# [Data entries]
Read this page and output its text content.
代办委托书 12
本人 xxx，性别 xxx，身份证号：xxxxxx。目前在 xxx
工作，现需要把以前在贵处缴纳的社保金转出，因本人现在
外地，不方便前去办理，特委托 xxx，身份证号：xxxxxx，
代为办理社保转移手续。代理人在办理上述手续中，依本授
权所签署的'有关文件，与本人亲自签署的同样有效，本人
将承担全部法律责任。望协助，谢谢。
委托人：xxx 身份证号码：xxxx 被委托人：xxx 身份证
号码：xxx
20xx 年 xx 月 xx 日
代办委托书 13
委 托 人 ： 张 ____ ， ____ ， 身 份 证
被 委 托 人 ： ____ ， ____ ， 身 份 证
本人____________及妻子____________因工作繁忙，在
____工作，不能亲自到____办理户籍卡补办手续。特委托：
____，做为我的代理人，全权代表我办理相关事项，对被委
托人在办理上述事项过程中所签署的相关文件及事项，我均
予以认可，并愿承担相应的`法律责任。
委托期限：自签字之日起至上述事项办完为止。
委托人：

# [Problem to solve]
The records above should be duplicated in full, exactly as given.

# [Exercise response]
Read this page and output its text content.
代办委托书 12
本人 xxx，性别 xxx，身份证号：xxxxxx。目前在 xxx
工作，现需要把以前在贵处缴纳的社保金转出，因本人现在
外地，不方便前去办理，特委托 xxx，身份证号：xxxxxx，
代为办理社保转移手续。代理人在办理上述手续中，依本授
权所签署的'有关文件，与本人亲自签署的同样有效，本人
将承担全部法律责任。望协助，谢谢。
委托人：xxx 身份证号码：xxxx 被委托人：xxx 身份证
号码：xxx
20xx 年 xx 月 xx 日
代办委托书 13
委 托 人 ： 张 ____ ， ____ ， 身 份 证
被 委 托 人 ： ____ ， ____ ， 身 份 证
本人____________及妻子____________因工作繁忙，在
____工作，不能亲自到____办理户籍卡补办手续。特委托：
____，做为我的代理人，全权代表我办理相关事项，对被委
托人在办理上述事项过程中所签署的相关文件及事项，我均
予以认可，并愿承担相应的`法律责任。
委托期限：自签字之日起至上述事项办完为止。
委托人：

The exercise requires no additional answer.